What needs to be done - From the listing below, extract each line containing the string "image".
## Begin Data provided
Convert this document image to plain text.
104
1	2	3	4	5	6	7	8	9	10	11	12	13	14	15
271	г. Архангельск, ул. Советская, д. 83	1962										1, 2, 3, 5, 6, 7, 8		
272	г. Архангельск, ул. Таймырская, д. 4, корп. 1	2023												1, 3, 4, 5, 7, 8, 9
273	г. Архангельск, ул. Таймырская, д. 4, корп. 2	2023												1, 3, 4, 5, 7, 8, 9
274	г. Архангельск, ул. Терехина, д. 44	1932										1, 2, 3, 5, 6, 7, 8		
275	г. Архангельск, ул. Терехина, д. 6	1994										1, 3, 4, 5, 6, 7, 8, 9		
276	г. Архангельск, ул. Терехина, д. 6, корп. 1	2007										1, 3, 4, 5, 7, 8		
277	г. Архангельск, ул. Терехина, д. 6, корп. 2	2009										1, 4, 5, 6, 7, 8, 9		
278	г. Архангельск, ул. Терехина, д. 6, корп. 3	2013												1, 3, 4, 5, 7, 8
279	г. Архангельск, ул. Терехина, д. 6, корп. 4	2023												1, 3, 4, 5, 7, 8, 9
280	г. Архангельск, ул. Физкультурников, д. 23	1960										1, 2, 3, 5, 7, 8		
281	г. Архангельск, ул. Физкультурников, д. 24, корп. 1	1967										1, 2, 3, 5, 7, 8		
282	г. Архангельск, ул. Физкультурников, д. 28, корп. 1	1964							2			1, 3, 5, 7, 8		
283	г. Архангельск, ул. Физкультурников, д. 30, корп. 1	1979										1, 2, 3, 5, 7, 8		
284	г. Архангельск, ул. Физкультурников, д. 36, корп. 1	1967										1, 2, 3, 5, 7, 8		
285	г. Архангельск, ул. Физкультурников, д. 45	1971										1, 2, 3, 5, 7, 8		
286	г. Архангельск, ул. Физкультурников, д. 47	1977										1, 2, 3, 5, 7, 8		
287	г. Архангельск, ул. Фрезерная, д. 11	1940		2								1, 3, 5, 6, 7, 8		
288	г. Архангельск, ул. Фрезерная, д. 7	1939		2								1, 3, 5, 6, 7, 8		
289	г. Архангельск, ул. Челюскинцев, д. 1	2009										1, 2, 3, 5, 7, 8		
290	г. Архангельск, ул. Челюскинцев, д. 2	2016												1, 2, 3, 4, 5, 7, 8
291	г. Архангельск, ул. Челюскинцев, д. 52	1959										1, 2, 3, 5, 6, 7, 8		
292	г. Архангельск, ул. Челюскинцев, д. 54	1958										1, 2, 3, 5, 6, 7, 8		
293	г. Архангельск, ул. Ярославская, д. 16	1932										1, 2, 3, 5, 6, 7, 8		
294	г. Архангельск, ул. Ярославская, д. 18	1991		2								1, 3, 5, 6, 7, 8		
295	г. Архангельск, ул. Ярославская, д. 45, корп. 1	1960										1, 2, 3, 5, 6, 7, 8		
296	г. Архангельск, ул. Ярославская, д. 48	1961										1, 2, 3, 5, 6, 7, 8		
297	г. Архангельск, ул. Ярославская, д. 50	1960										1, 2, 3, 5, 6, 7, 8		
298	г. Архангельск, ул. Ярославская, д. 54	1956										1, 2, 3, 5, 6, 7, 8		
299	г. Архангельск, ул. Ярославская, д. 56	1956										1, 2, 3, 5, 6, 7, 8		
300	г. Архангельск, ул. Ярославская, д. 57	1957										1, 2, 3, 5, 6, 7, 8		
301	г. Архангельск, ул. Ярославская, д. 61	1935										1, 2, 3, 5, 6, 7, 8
## End Data provided
## Begin Data provided
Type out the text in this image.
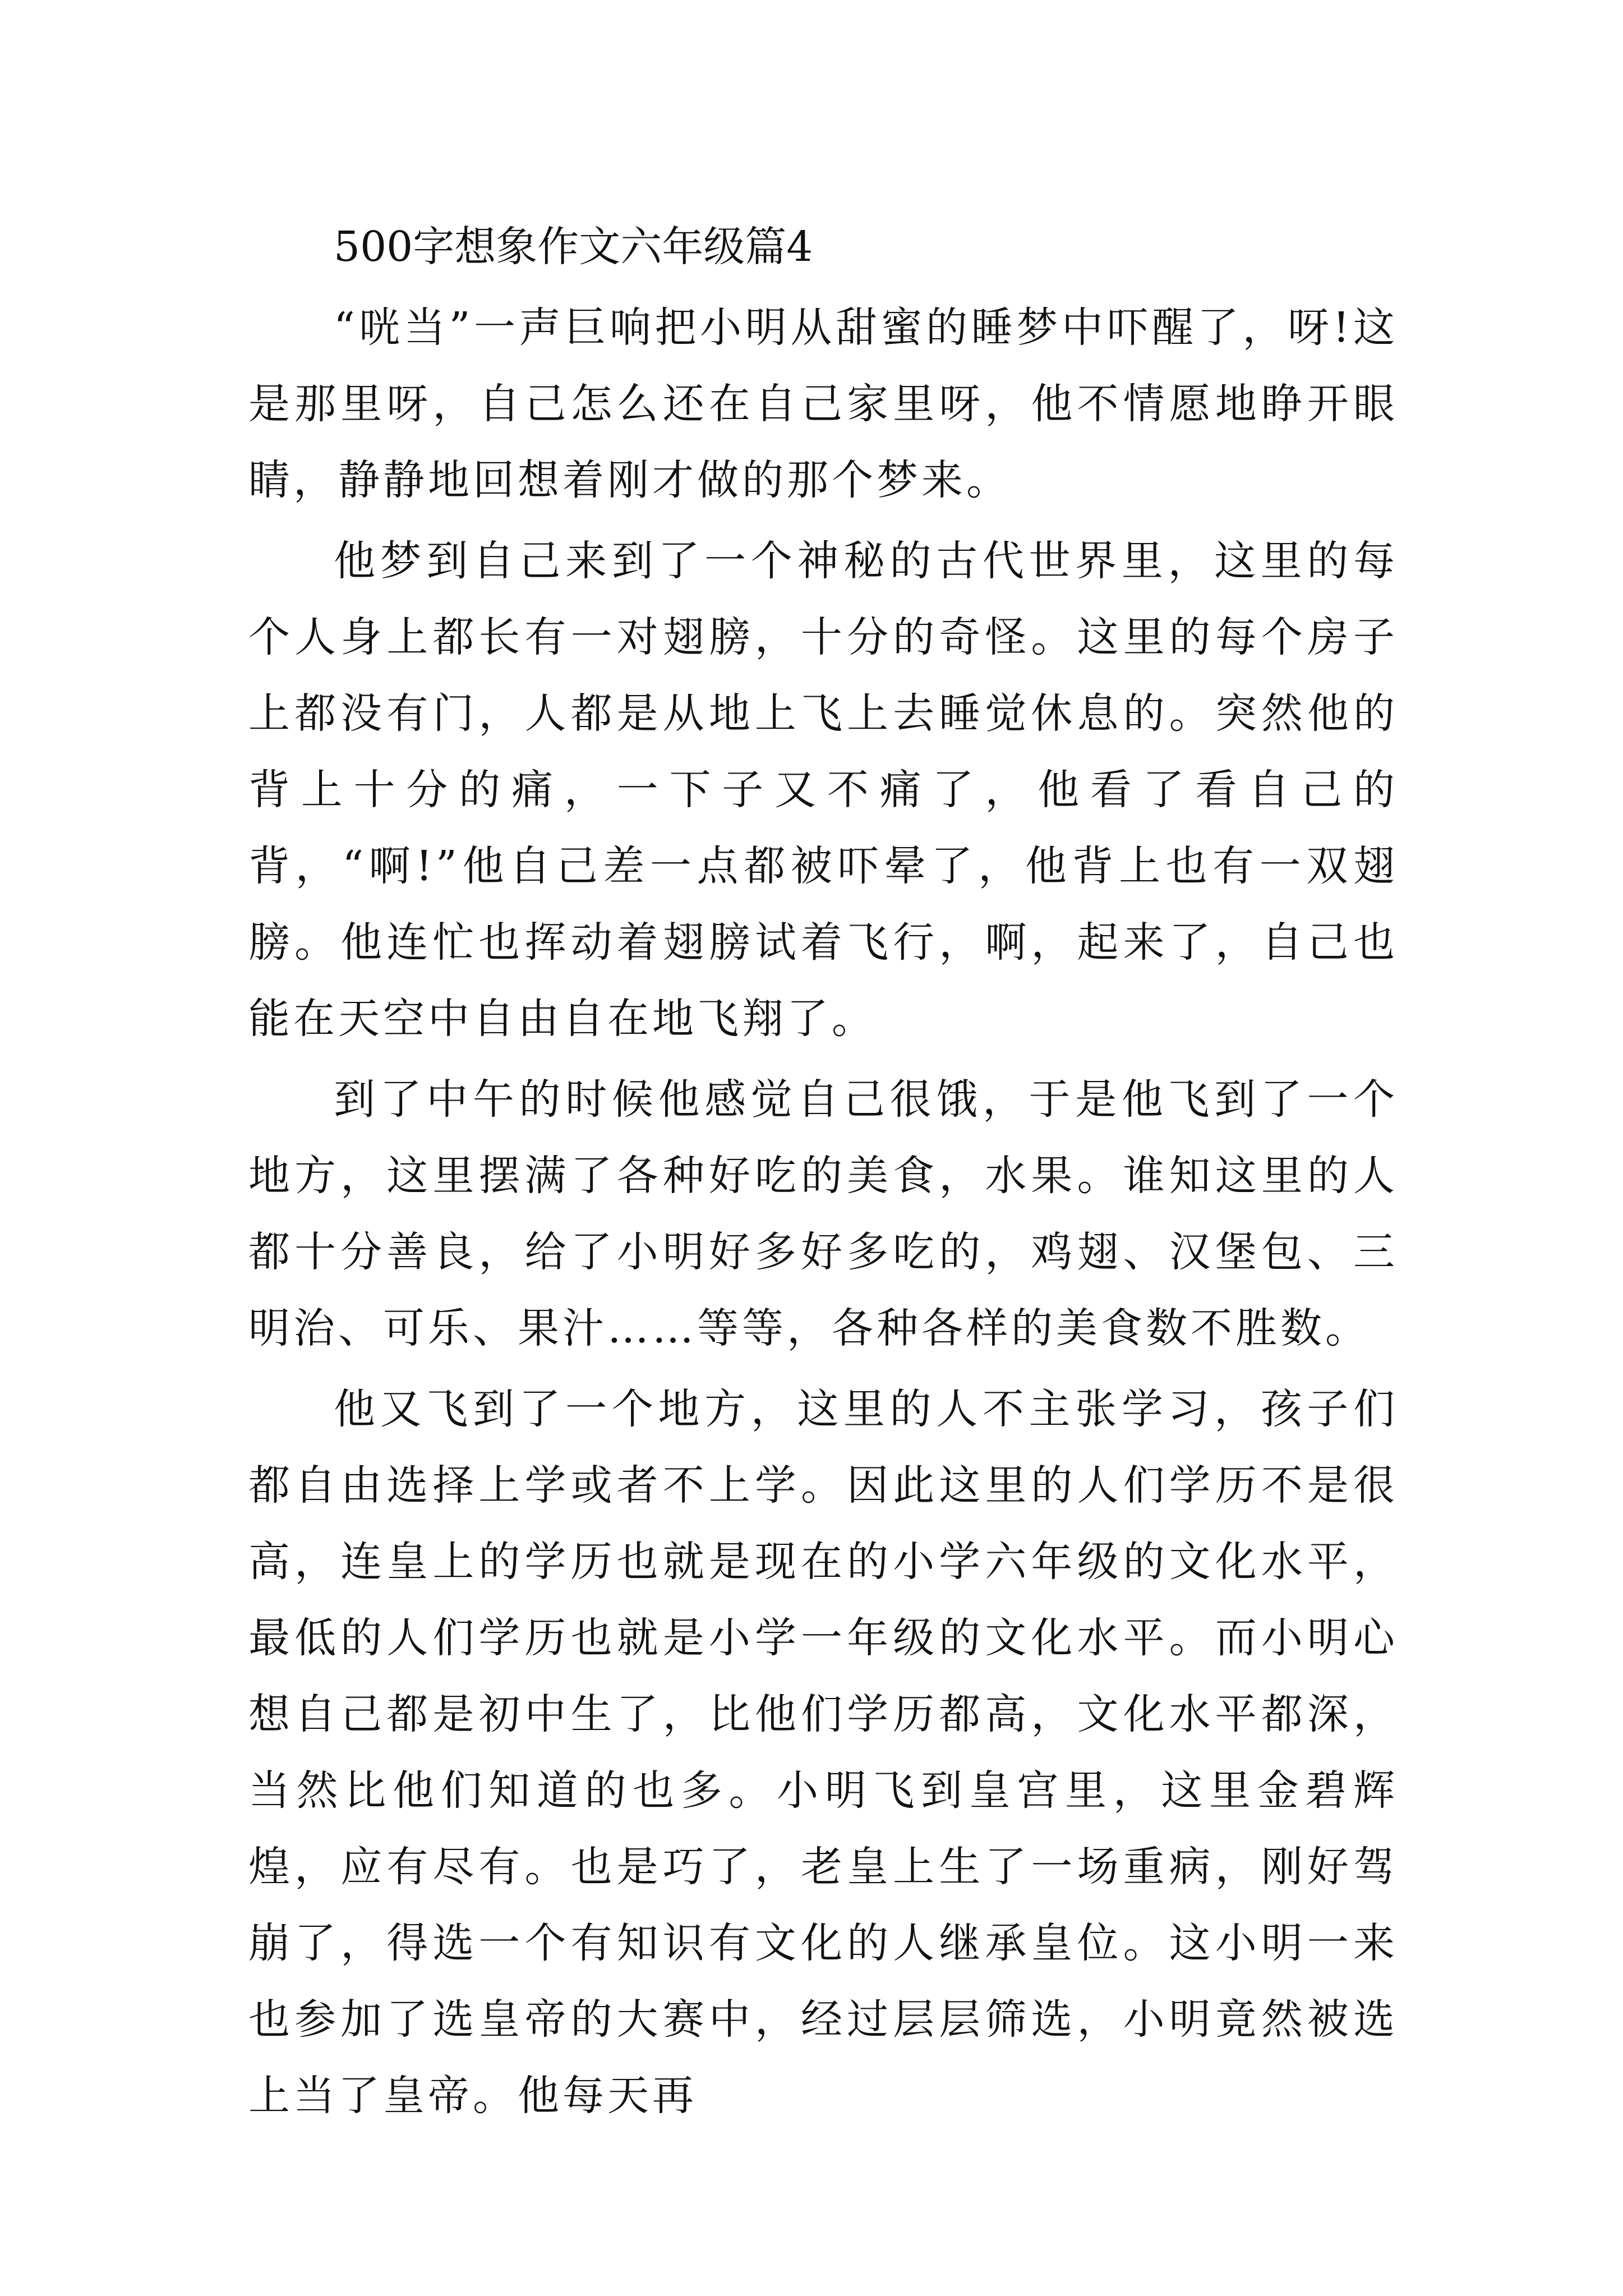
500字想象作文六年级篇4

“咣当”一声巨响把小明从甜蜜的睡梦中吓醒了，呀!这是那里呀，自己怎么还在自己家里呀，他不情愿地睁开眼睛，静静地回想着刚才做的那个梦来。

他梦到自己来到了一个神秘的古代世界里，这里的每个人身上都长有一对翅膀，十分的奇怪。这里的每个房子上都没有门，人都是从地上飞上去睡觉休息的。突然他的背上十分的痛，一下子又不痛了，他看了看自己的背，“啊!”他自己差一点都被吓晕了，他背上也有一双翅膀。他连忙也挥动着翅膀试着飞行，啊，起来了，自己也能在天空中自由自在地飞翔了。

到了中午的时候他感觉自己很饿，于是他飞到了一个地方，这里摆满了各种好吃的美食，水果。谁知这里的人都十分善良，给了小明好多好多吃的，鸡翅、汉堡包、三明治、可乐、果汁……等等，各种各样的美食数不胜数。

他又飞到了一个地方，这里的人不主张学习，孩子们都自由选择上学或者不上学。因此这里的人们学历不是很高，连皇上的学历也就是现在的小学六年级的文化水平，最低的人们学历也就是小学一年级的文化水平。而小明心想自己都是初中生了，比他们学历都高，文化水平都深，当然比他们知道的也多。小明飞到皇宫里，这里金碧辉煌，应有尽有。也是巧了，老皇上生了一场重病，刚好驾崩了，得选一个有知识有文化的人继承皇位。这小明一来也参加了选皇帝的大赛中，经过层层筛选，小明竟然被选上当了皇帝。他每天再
## End Data provided
## Begin Data provided
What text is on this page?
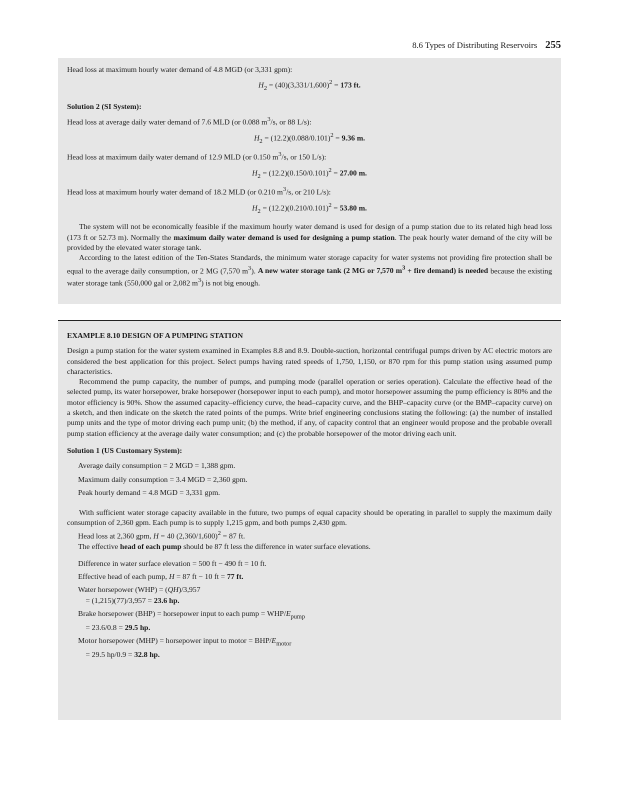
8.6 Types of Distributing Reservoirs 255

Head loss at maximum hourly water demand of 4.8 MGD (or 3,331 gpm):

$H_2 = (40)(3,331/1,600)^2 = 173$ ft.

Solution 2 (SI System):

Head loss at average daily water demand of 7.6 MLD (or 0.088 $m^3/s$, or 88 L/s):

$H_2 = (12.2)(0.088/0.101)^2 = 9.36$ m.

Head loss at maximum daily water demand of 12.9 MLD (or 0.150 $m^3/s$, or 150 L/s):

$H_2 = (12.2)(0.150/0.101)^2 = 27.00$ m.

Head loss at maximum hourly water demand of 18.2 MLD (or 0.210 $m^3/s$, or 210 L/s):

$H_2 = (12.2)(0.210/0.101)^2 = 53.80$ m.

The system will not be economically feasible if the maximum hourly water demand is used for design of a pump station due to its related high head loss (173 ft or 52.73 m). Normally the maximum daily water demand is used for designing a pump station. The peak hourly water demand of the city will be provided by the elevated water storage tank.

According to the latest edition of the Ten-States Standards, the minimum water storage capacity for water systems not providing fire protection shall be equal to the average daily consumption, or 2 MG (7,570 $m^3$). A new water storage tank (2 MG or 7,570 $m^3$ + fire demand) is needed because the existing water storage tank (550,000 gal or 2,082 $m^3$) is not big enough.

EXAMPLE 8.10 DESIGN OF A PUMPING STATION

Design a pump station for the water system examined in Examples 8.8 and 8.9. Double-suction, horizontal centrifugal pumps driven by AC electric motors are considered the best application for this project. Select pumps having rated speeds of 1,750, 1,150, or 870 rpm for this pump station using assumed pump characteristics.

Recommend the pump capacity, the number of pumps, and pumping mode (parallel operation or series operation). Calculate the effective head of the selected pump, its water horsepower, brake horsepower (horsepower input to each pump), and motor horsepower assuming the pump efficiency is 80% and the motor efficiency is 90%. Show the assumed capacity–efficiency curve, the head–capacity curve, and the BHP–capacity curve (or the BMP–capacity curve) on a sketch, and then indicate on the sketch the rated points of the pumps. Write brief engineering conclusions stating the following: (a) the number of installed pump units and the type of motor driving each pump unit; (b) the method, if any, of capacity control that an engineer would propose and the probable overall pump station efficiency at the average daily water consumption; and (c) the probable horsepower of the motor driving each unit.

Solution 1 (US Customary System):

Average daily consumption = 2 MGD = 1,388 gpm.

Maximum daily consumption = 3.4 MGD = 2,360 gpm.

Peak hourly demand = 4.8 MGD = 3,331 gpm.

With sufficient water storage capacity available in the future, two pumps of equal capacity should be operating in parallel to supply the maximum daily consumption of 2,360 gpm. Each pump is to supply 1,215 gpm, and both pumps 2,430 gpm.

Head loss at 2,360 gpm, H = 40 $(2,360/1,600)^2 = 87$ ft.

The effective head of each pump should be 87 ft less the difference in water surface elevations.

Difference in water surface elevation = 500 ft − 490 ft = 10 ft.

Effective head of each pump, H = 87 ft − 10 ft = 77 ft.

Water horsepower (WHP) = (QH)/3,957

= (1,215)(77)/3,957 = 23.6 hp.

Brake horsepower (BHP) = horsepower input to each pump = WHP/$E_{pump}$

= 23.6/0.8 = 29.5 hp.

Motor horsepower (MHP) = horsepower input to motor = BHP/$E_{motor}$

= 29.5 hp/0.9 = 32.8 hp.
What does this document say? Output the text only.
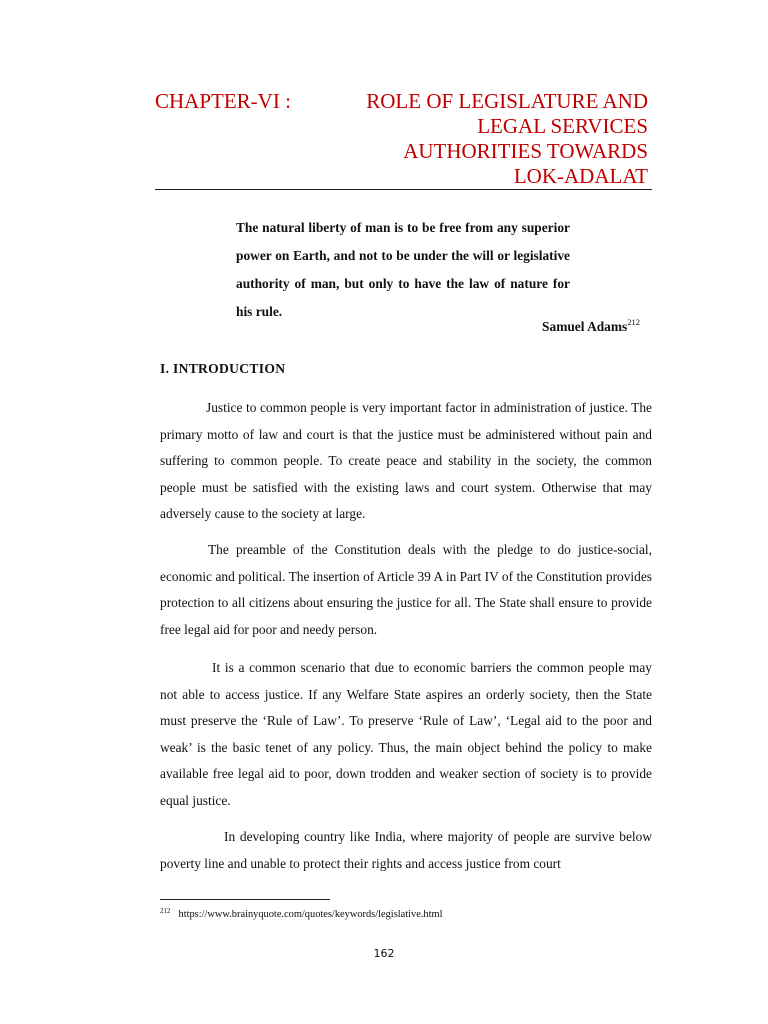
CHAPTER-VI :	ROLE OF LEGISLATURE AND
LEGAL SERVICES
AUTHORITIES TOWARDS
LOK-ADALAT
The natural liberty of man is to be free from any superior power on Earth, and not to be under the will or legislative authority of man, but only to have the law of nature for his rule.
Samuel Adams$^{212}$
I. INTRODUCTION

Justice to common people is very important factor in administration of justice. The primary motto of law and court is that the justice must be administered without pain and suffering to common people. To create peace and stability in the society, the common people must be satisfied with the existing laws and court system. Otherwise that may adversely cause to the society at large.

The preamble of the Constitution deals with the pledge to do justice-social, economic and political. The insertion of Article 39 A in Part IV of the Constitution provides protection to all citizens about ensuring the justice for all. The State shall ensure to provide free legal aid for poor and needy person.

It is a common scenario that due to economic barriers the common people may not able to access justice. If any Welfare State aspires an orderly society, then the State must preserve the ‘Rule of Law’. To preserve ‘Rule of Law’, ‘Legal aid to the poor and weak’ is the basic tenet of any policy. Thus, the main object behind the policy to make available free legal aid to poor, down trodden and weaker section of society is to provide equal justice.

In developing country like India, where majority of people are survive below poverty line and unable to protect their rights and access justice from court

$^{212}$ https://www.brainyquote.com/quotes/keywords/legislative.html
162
## End Data provided
Solution to the problem -
Convert this document image to plain text.
Type out the text in this image.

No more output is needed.